Work instructions:
Set the listing down again in full, word for word, with the pictures left out.
--- Start Given data ---
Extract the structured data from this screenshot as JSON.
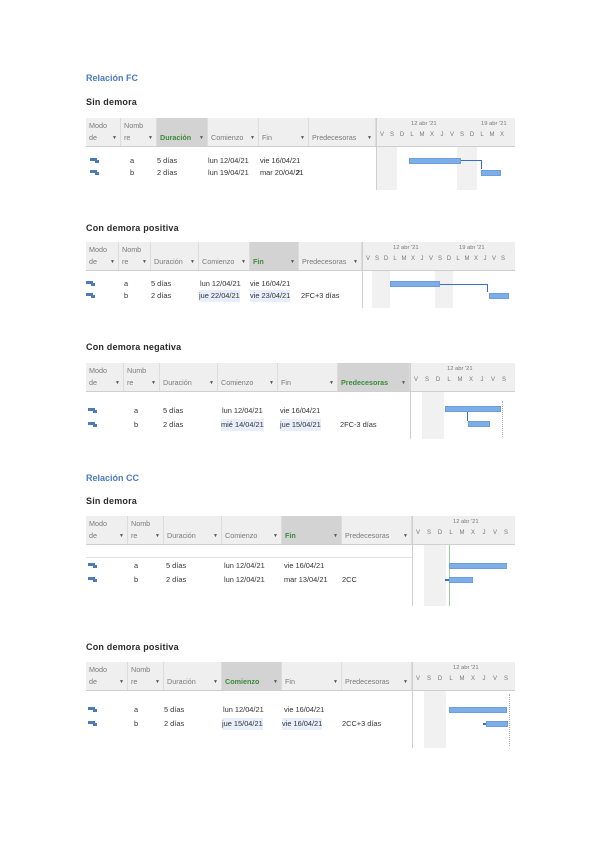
{
  "sections": [
    {
      "title": "Relación FC",
      "subsections": [
        {
          "subtitle": "Sin demora",
          "headers": {
            "mode": [
              "Modo",
              "de"
            ],
            "name": [
              "Nomb",
              "re"
            ],
            "duration": "Duración",
            "start": "Comienzo",
            "end": "Fin",
            "pred": "Predecesoras"
          },
          "gantt_dates": [
            "12 abr '21",
            "19 abr '21"
          ],
          "gantt_days": [
            "V",
            "S",
            "D",
            "L",
            "M",
            "X",
            "J",
            "V",
            "S",
            "D",
            "L",
            "M",
            "X"
          ],
          "rows": [
            {
              "name": "a",
              "duration": "5 días",
              "start": "lun 12/04/21",
              "end": "vie 16/04/21",
              "pred": ""
            },
            {
              "name": "b",
              "duration": "2 días",
              "start": "lun 19/04/21",
              "end": "mar 20/04/21",
              "pred": "2"
            }
          ]
        },
        {
          "subtitle": "Con demora positiva",
          "headers": {
            "mode": [
              "Modo",
              "de"
            ],
            "name": [
              "Nomb",
              "re"
            ],
            "duration": "Duración",
            "start": "Comienzo",
            "end": "Fin",
            "pred": "Predecesoras"
          },
          "gantt_dates": [
            "12 abr '21",
            "19 abr '21"
          ],
          "gantt_days": [
            "V",
            "S",
            "D",
            "L",
            "M",
            "X",
            "J",
            "V",
            "S",
            "D",
            "L",
            "M",
            "X",
            "J",
            "V",
            "S"
          ],
          "rows": [
            {
              "name": "a",
              "duration": "5 días",
              "start": "lun 12/04/21",
              "end": "vie 16/04/21",
              "pred": ""
            },
            {
              "name": "b",
              "duration": "2 días",
              "start": "jue 22/04/21",
              "end": "vie 23/04/21",
              "pred": "2FC+3 días"
            }
          ]
        },
        {
          "subtitle": "Con demora negativa",
          "headers": {
            "mode": [
              "Modo",
              "de"
            ],
            "name": [
              "Numb",
              "re"
            ],
            "duration": "Duración",
            "start": "Comienzo",
            "end": "Fin",
            "pred": "Predecesoras"
          },
          "gantt_dates": [
            "12 abr '21"
          ],
          "gantt_days": [
            "V",
            "S",
            "D",
            "L",
            "M",
            "X",
            "J",
            "V",
            "S"
          ],
          "rows": [
            {
              "name": "a",
              "duration": "5 días",
              "start": "lun 12/04/21",
              "end": "vie 16/04/21",
              "pred": ""
            },
            {
              "name": "b",
              "duration": "2 días",
              "start": "mié 14/04/21",
              "end": "jue 15/04/21",
              "pred": "2FC-3 días"
            }
          ]
        }
      ]
    },
    {
      "title": "Relación CC",
      "subsections": [
        {
          "subtitle": "Sin demora",
          "headers": {
            "mode": [
              "Modo",
              "de"
            ],
            "name": [
              "Nomb",
              "re"
            ],
            "duration": "Duración",
            "start": "Comienzo",
            "end": "Fin",
            "pred": "Predecesoras"
          },
          "gantt_dates": [
            "12 abr '21"
          ],
          "gantt_days": [
            "V",
            "S",
            "D",
            "L",
            "M",
            "X",
            "J",
            "V",
            "S"
          ],
          "rows": [
            {
              "name": "a",
              "duration": "5 días",
              "start": "lun 12/04/21",
              "end": "vie 16/04/21",
              "pred": ""
            },
            {
              "name": "b",
              "duration": "2 días",
              "start": "lun 12/04/21",
              "end": "mar 13/04/21",
              "pred": "2CC"
            }
          ]
        },
        {
          "subtitle": "Con demora positiva",
          "headers": {
            "mode": [
              "Modo",
              "de"
            ],
            "name": [
              "Nomb",
              "re"
            ],
            "duration": "Duración",
            "start": "Comienzo",
            "end": "Fin",
            "pred": "Predecesoras"
          },
          "gantt_dates": [
            "12 abr '21"
          ],
          "gantt_days": [
            "V",
            "S",
            "D",
            "L",
            "M",
            "X",
            "J",
            "V",
            "S"
          ],
          "rows": [
            {
              "name": "a",
              "duration": "5 días",
              "start": "lun 12/04/21",
              "end": "vie 16/04/21",
              "pred": ""
            },
            {
              "name": "b",
              "duration": "2 días",
              "start": "jue 15/04/21",
              "end": "vie 16/04/21",
              "pred": "2CC+3 días"
            }
          ]
        }
      ]
    }
  ]
}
--- End Given data ---
Correct answer:
Extract the structured data from this screenshot as JSON.
{
  "sections": [
    {
      "title": "Relación FC",
      "subsections": [
        {
          "subtitle": "Sin demora",
          "headers": {
            "mode": [
              "Modo",
              "de"
            ],
            "name": [
              "Nomb",
              "re"
            ],
            "duration": "Duración",
            "start": "Comienzo",
            "end": "Fin",
            "pred": "Predecesoras"
          },
          "gantt_dates": [
            "12 abr '21",
            "19 abr '21"
          ],
          "gantt_days": [
            "V",
            "S",
            "D",
            "L",
            "M",
            "X",
            "J",
            "V",
            "S",
            "D",
            "L",
            "M",
            "X"
          ],
          "rows": [
            {
              "name": "a",
              "duration": "5 días",
              "start": "lun 12/04/21",
              "end": "vie 16/04/21",
              "pred": ""
            },
            {
              "name": "b",
              "duration": "2 días",
              "start": "lun 19/04/21",
              "end": "mar 20/04/21",
              "pred": "2"
            }
          ]
        },
        {
          "subtitle": "Con demora positiva",
          "headers": {
            "mode": [
              "Modo",
              "de"
            ],
            "name": [
              "Nomb",
              "re"
            ],
            "duration": "Duración",
            "start": "Comienzo",
            "end": "Fin",
            "pred": "Predecesoras"
          },
          "gantt_dates": [
            "12 abr '21",
            "19 abr '21"
          ],
          "gantt_days": [
            "V",
            "S",
            "D",
            "L",
            "M",
            "X",
            "J",
            "V",
            "S",
            "D",
            "L",
            "M",
            "X",
            "J",
            "V",
            "S"
          ],
          "rows": [
            {
              "name": "a",
              "duration": "5 días",
              "start": "lun 12/04/21",
              "end": "vie 16/04/21",
              "pred": ""
            },
            {
              "name": "b",
              "duration": "2 días",
              "start": "jue 22/04/21",
              "end": "vie 23/04/21",
              "pred": "2FC+3 días"
            }
          ]
        },
        {
          "subtitle": "Con demora negativa",
          "headers": {
            "mode": [
              "Modo",
              "de"
            ],
            "name": [
              "Numb",
              "re"
            ],
            "duration": "Duración",
            "start": "Comienzo",
            "end": "Fin",
            "pred": "Predecesoras"
          },
          "gantt_dates": [
            "12 abr '21"
          ],
          "gantt_days": [
            "V",
            "S",
            "D",
            "L",
            "M",
            "X",
            "J",
            "V",
            "S"
          ],
          "rows": [
            {
              "name": "a",
              "duration": "5 días",
              "start": "lun 12/04/21",
              "end": "vie 16/04/21",
              "pred": ""
            },
            {
              "name": "b",
              "duration": "2 días",
              "start": "mié 14/04/21",
              "end": "jue 15/04/21",
              "pred": "2FC-3 días"
            }
          ]
        }
      ]
    },
    {
      "title": "Relación CC",
      "subsections": [
        {
          "subtitle": "Sin demora",
          "headers": {
            "mode": [
              "Modo",
              "de"
            ],
            "name": [
              "Nomb",
              "re"
            ],
            "duration": "Duración",
            "start": "Comienzo",
            "end": "Fin",
            "pred": "Predecesoras"
          },
          "gantt_dates": [
            "12 abr '21"
          ],
          "gantt_days": [
            "V",
            "S",
            "D",
            "L",
            "M",
            "X",
            "J",
            "V",
            "S"
          ],
          "rows": [
            {
              "name": "a",
              "duration": "5 días",
              "start": "lun 12/04/21",
              "end": "vie 16/04/21",
              "pred": ""
            },
            {
              "name": "b",
              "duration": "2 días",
              "start": "lun 12/04/21",
              "end": "mar 13/04/21",
              "pred": "2CC"
            }
          ]
        },
        {
          "subtitle": "Con demora positiva",
          "headers": {
            "mode": [
              "Modo",
              "de"
            ],
            "name": [
              "Nomb",
              "re"
            ],
            "duration": "Duración",
            "start": "Comienzo",
            "end": "Fin",
            "pred": "Predecesoras"
          },
          "gantt_dates": [
            "12 abr '21"
          ],
          "gantt_days": [
            "V",
            "S",
            "D",
            "L",
            "M",
            "X",
            "J",
            "V",
            "S"
          ],
          "rows": [
            {
              "name": "a",
              "duration": "5 días",
              "start": "lun 12/04/21",
              "end": "vie 16/04/21",
              "pred": ""
            },
            {
              "name": "b",
              "duration": "2 días",
              "start": "jue 15/04/21",
              "end": "vie 16/04/21",
              "pred": "2CC+3 días"
            }
          ]
        }
      ]
    }
  ]
}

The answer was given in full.